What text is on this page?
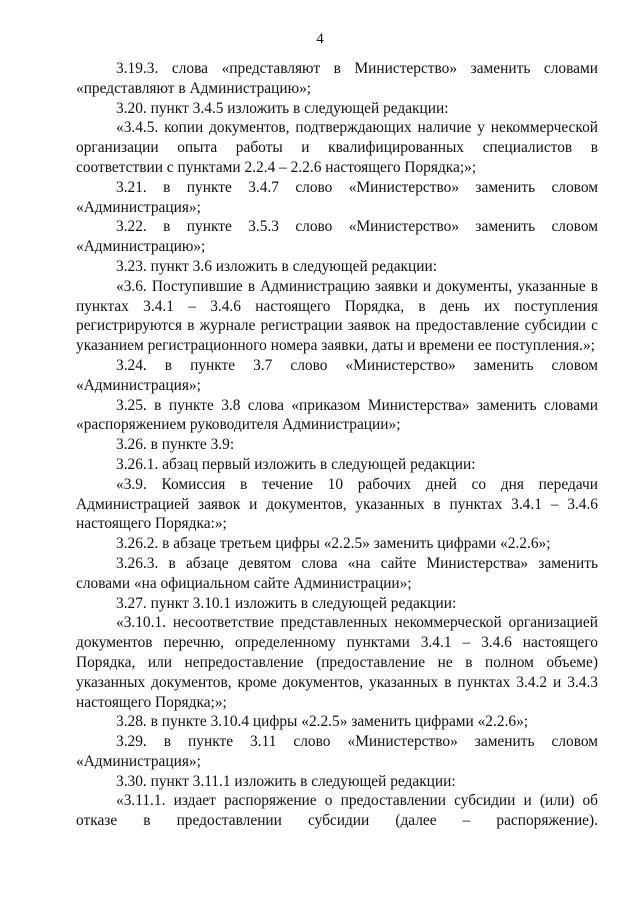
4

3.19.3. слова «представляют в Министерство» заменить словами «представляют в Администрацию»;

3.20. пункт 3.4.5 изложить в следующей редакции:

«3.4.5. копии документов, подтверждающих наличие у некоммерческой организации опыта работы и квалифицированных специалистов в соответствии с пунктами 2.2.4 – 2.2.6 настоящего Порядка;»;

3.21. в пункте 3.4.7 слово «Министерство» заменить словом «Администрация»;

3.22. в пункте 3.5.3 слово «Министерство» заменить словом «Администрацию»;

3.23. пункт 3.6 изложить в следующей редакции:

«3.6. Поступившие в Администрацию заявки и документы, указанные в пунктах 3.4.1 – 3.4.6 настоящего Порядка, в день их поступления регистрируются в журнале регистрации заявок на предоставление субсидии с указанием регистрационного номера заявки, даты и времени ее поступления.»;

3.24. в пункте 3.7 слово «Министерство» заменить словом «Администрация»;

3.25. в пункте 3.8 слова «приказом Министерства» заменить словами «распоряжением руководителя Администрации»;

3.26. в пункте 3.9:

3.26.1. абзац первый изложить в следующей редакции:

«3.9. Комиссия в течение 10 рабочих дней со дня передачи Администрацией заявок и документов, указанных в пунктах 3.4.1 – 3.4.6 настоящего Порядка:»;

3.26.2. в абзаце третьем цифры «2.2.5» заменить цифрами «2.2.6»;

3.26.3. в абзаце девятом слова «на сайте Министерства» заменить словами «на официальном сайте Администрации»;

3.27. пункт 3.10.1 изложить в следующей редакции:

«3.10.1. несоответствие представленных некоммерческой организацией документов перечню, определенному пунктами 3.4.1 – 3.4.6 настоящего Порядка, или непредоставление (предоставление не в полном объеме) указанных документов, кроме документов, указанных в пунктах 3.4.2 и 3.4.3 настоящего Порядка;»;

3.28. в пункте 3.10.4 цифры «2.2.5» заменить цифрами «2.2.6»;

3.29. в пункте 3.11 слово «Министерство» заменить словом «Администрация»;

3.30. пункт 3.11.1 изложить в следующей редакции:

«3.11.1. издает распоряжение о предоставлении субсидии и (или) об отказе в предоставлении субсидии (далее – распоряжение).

What to do
Reproduce every line above as written, skipping pictures.

Exercise response
What text is on this page?
4

3.19.3. слова «представляют в Министерство» заменить словами «представляют в Администрацию»;

3.20. пункт 3.4.5 изложить в следующей редакции:

«3.4.5. копии документов, подтверждающих наличие у некоммерческой организации опыта работы и квалифицированных специалистов в соответствии с пунктами 2.2.4 – 2.2.6 настоящего Порядка;»;

3.21. в пункте 3.4.7 слово «Министерство» заменить словом «Администрация»;

3.22. в пункте 3.5.3 слово «Министерство» заменить словом «Администрацию»;

3.23. пункт 3.6 изложить в следующей редакции:

«3.6. Поступившие в Администрацию заявки и документы, указанные в пунктах 3.4.1 – 3.4.6 настоящего Порядка, в день их поступления регистрируются в журнале регистрации заявок на предоставление субсидии с указанием регистрационного номера заявки, даты и времени ее поступления.»;

3.24. в пункте 3.7 слово «Министерство» заменить словом «Администрация»;

3.25. в пункте 3.8 слова «приказом Министерства» заменить словами «распоряжением руководителя Администрации»;

3.26. в пункте 3.9:

3.26.1. абзац первый изложить в следующей редакции:

«3.9. Комиссия в течение 10 рабочих дней со дня передачи Администрацией заявок и документов, указанных в пунктах 3.4.1 – 3.4.6 настоящего Порядка:»;

3.26.2. в абзаце третьем цифры «2.2.5» заменить цифрами «2.2.6»;

3.26.3. в абзаце девятом слова «на сайте Министерства» заменить словами «на официальном сайте Администрации»;

3.27. пункт 3.10.1 изложить в следующей редакции:

«3.10.1. несоответствие представленных некоммерческой организацией документов перечню, определенному пунктами 3.4.1 – 3.4.6 настоящего Порядка, или непредоставление (предоставление не в полном объеме) указанных документов, кроме документов, указанных в пунктах 3.4.2 и 3.4.3 настоящего Порядка;»;

3.28. в пункте 3.10.4 цифры «2.2.5» заменить цифрами «2.2.6»;

3.29. в пункте 3.11 слово «Министерство» заменить словом «Администрация»;

3.30. пункт 3.11.1 изложить в следующей редакции:

«3.11.1. издает распоряжение о предоставлении субсидии и (или) об отказе в предоставлении субсидии (далее – распоряжение).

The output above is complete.